TASK INSTRUCTIONS -
Write out the listing below again, precisely as it is given.

[Extracted data entries]
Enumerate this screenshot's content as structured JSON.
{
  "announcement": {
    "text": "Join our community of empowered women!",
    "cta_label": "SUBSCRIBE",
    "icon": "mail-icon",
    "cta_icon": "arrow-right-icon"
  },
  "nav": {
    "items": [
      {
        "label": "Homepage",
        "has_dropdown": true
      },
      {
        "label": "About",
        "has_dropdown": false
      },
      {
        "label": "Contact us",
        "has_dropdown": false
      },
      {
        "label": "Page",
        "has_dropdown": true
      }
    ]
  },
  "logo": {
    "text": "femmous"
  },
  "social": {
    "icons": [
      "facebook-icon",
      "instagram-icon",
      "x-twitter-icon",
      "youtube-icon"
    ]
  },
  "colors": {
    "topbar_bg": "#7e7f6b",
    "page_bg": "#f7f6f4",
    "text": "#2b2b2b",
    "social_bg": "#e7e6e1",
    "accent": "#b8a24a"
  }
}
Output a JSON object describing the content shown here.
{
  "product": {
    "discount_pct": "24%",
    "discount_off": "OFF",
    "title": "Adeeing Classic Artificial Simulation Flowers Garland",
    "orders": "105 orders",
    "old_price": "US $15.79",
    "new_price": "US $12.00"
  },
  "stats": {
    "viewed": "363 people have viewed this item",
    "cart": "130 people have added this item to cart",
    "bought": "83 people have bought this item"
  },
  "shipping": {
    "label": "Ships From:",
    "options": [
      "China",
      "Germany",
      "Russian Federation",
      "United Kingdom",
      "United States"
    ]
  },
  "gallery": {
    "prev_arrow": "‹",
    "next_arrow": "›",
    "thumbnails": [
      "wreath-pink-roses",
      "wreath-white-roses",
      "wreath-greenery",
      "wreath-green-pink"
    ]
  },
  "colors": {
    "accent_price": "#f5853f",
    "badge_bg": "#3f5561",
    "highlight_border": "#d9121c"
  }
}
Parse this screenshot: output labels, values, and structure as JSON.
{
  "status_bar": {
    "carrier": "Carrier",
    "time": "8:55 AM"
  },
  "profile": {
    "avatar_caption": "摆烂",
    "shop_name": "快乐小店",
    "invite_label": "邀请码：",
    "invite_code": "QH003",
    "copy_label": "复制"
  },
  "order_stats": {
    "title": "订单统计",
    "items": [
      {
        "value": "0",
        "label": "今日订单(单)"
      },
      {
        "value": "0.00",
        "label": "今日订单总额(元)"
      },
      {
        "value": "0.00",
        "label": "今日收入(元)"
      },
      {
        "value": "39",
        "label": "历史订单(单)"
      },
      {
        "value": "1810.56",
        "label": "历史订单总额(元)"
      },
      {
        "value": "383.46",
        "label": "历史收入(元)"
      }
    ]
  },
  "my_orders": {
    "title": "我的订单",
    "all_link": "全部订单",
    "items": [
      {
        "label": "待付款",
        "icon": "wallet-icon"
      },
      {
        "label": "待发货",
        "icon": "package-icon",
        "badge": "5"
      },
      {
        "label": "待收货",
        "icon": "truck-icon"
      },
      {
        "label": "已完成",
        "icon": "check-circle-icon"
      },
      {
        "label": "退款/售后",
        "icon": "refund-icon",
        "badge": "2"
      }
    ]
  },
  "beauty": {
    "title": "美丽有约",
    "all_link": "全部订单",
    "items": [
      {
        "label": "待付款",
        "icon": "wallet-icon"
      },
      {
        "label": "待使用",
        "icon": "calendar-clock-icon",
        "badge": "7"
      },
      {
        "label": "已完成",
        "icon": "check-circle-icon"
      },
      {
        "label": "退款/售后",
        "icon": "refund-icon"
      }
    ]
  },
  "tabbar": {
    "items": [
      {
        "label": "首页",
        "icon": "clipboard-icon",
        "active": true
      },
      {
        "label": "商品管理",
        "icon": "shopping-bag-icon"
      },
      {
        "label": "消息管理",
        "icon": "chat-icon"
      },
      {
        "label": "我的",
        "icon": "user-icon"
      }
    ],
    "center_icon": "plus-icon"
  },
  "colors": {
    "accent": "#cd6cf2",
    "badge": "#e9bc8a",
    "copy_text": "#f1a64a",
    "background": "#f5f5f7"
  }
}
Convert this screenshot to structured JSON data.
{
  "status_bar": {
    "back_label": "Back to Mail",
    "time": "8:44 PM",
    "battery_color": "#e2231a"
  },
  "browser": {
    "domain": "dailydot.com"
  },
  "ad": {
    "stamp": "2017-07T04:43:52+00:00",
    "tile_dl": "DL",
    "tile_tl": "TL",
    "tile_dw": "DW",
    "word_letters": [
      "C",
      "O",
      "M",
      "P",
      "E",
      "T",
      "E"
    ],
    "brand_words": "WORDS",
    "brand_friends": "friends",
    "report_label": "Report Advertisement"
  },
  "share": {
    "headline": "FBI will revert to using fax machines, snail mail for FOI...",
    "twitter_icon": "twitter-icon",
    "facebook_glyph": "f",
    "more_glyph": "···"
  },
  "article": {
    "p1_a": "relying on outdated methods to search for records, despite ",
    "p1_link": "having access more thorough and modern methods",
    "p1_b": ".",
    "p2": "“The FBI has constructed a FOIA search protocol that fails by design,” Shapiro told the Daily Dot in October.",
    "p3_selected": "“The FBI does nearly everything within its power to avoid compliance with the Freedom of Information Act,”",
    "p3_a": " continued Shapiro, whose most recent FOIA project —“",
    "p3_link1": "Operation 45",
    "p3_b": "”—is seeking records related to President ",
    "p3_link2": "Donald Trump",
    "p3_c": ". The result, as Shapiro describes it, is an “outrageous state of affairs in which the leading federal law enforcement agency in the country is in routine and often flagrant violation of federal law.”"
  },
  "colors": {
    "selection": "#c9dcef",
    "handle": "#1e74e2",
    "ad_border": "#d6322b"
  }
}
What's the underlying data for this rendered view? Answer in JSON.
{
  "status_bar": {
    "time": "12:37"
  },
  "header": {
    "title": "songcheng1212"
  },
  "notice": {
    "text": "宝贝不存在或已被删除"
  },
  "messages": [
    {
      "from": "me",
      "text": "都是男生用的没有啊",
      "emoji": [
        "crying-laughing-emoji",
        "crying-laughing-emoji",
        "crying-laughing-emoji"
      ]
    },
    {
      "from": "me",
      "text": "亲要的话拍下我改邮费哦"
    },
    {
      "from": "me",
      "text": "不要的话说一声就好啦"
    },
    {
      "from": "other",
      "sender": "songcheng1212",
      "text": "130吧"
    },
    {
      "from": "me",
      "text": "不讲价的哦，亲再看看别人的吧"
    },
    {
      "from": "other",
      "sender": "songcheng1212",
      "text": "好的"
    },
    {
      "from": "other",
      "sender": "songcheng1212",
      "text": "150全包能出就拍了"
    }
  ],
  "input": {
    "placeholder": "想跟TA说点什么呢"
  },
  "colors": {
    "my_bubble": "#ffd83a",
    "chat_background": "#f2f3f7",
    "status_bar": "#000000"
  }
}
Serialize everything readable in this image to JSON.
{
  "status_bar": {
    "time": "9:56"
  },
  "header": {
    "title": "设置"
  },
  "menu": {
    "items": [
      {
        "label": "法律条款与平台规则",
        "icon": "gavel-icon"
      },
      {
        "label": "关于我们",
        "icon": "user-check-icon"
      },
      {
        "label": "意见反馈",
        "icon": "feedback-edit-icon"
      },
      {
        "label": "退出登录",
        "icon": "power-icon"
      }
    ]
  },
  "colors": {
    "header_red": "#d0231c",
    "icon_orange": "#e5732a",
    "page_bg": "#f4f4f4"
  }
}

ANSWER FOR THIS EXERCISE -
Enumerate this screenshot's content as structured JSON.
{
  "announcement": {
    "text": "Join our community of empowered women!",
    "cta_label": "SUBSCRIBE",
    "icon": "mail-icon",
    "cta_icon": "arrow-right-icon"
  },
  "nav": {
    "items": [
      {
        "label": "Homepage",
        "has_dropdown": true
      },
      {
        "label": "About",
        "has_dropdown": false
      },
      {
        "label": "Contact us",
        "has_dropdown": false
      },
      {
        "label": "Page",
        "has_dropdown": true
      }
    ]
  },
  "logo": {
    "text": "femmous"
  },
  "social": {
    "icons": [
      "facebook-icon",
      "instagram-icon",
      "x-twitter-icon",
      "youtube-icon"
    ]
  },
  "colors": {
    "topbar_bg": "#7e7f6b",
    "page_bg": "#f7f6f4",
    "text": "#2b2b2b",
    "social_bg": "#e7e6e1",
    "accent": "#b8a24a"
  }
}
Output a JSON object describing the content shown here.
{
  "product": {
    "discount_pct": "24%",
    "discount_off": "OFF",
    "title": "Adeeing Classic Artificial Simulation Flowers Garland",
    "orders": "105 orders",
    "old_price": "US $15.79",
    "new_price": "US $12.00"
  },
  "stats": {
    "viewed": "363 people have viewed this item",
    "cart": "130 people have added this item to cart",
    "bought": "83 people have bought this item"
  },
  "shipping": {
    "label": "Ships From:",
    "options": [
      "China",
      "Germany",
      "Russian Federation",
      "United Kingdom",
      "United States"
    ]
  },
  "gallery": {
    "prev_arrow": "‹",
    "next_arrow": "›",
    "thumbnails": [
      "wreath-pink-roses",
      "wreath-white-roses",
      "wreath-greenery",
      "wreath-green-pink"
    ]
  },
  "colors": {
    "accent_price": "#f5853f",
    "badge_bg": "#3f5561",
    "highlight_border": "#d9121c"
  }
}
Parse this screenshot: output labels, values, and structure as JSON.
{
  "status_bar": {
    "carrier": "Carrier",
    "time": "8:55 AM"
  },
  "profile": {
    "avatar_caption": "摆烂",
    "shop_name": "快乐小店",
    "invite_label": "邀请码：",
    "invite_code": "QH003",
    "copy_label": "复制"
  },
  "order_stats": {
    "title": "订单统计",
    "items": [
      {
        "value": "0",
        "label": "今日订单(单)"
      },
      {
        "value": "0.00",
        "label": "今日订单总额(元)"
      },
      {
        "value": "0.00",
        "label": "今日收入(元)"
      },
      {
        "value": "39",
        "label": "历史订单(单)"
      },
      {
        "value": "1810.56",
        "label": "历史订单总额(元)"
      },
      {
        "value": "383.46",
        "label": "历史收入(元)"
      }
    ]
  },
  "my_orders": {
    "title": "我的订单",
    "all_link": "全部订单",
    "items": [
      {
        "label": "待付款",
        "icon": "wallet-icon"
      },
      {
        "label": "待发货",
        "icon": "package-icon",
        "badge": "5"
      },
      {
        "label": "待收货",
        "icon": "truck-icon"
      },
      {
        "label": "已完成",
        "icon": "check-circle-icon"
      },
      {
        "label": "退款/售后",
        "icon": "refund-icon",
        "badge": "2"
      }
    ]
  },
  "beauty": {
    "title": "美丽有约",
    "all_link": "全部订单",
    "items": [
      {
        "label": "待付款",
        "icon": "wallet-icon"
      },
      {
        "label": "待使用",
        "icon": "calendar-clock-icon",
        "badge": "7"
      },
      {
        "label": "已完成",
        "icon": "check-circle-icon"
      },
      {
        "label": "退款/售后",
        "icon": "refund-icon"
      }
    ]
  },
  "tabbar": {
    "items": [
      {
        "label": "首页",
        "icon": "clipboard-icon",
        "active": true
      },
      {
        "label": "商品管理",
        "icon": "shopping-bag-icon"
      },
      {
        "label": "消息管理",
        "icon": "chat-icon"
      },
      {
        "label": "我的",
        "icon": "user-icon"
      }
    ],
    "center_icon": "plus-icon"
  },
  "colors": {
    "accent": "#cd6cf2",
    "badge": "#e9bc8a",
    "copy_text": "#f1a64a",
    "background": "#f5f5f7"
  }
}
Convert this screenshot to structured JSON data.
{
  "status_bar": {
    "back_label": "Back to Mail",
    "time": "8:44 PM",
    "battery_color": "#e2231a"
  },
  "browser": {
    "domain": "dailydot.com"
  },
  "ad": {
    "stamp": "2017-07T04:43:52+00:00",
    "tile_dl": "DL",
    "tile_tl": "TL",
    "tile_dw": "DW",
    "word_letters": [
      "C",
      "O",
      "M",
      "P",
      "E",
      "T",
      "E"
    ],
    "brand_words": "WORDS",
    "brand_friends": "friends",
    "report_label": "Report Advertisement"
  },
  "share": {
    "headline": "FBI will revert to using fax machines, snail mail for FOI...",
    "twitter_icon": "twitter-icon",
    "facebook_glyph": "f",
    "more_glyph": "···"
  },
  "article": {
    "p1_a": "relying on outdated methods to search for records, despite ",
    "p1_link": "having access more thorough and modern methods",
    "p1_b": ".",
    "p2": "“The FBI has constructed a FOIA search protocol that fails by design,” Shapiro told the Daily Dot in October.",
    "p3_selected": "“The FBI does nearly everything within its power to avoid compliance with the Freedom of Information Act,”",
    "p3_a": " continued Shapiro, whose most recent FOIA project —“",
    "p3_link1": "Operation 45",
    "p3_b": "”—is seeking records related to President ",
    "p3_link2": "Donald Trump",
    "p3_c": ". The result, as Shapiro describes it, is an “outrageous state of affairs in which the leading federal law enforcement agency in the country is in routine and often flagrant violation of federal law.”"
  },
  "colors": {
    "selection": "#c9dcef",
    "handle": "#1e74e2",
    "ad_border": "#d6322b"
  }
}
What's the underlying data for this rendered view? Answer in JSON.
{
  "status_bar": {
    "time": "12:37"
  },
  "header": {
    "title": "songcheng1212"
  },
  "notice": {
    "text": "宝贝不存在或已被删除"
  },
  "messages": [
    {
      "from": "me",
      "text": "都是男生用的没有啊",
      "emoji": [
        "crying-laughing-emoji",
        "crying-laughing-emoji",
        "crying-laughing-emoji"
      ]
    },
    {
      "from": "me",
      "text": "亲要的话拍下我改邮费哦"
    },
    {
      "from": "me",
      "text": "不要的话说一声就好啦"
    },
    {
      "from": "other",
      "sender": "songcheng1212",
      "text": "130吧"
    },
    {
      "from": "me",
      "text": "不讲价的哦，亲再看看别人的吧"
    },
    {
      "from": "other",
      "sender": "songcheng1212",
      "text": "好的"
    },
    {
      "from": "other",
      "sender": "songcheng1212",
      "text": "150全包能出就拍了"
    }
  ],
  "input": {
    "placeholder": "想跟TA说点什么呢"
  },
  "colors": {
    "my_bubble": "#ffd83a",
    "chat_background": "#f2f3f7",
    "status_bar": "#000000"
  }
}
Serialize everything readable in this image to JSON.
{
  "status_bar": {
    "time": "9:56"
  },
  "header": {
    "title": "设置"
  },
  "menu": {
    "items": [
      {
        "label": "法律条款与平台规则",
        "icon": "gavel-icon"
      },
      {
        "label": "关于我们",
        "icon": "user-check-icon"
      },
      {
        "label": "意见反馈",
        "icon": "feedback-edit-icon"
      },
      {
        "label": "退出登录",
        "icon": "power-icon"
      }
    ]
  },
  "colors": {
    "header_red": "#d0231c",
    "icon_orange": "#e5732a",
    "page_bg": "#f4f4f4"
  }
}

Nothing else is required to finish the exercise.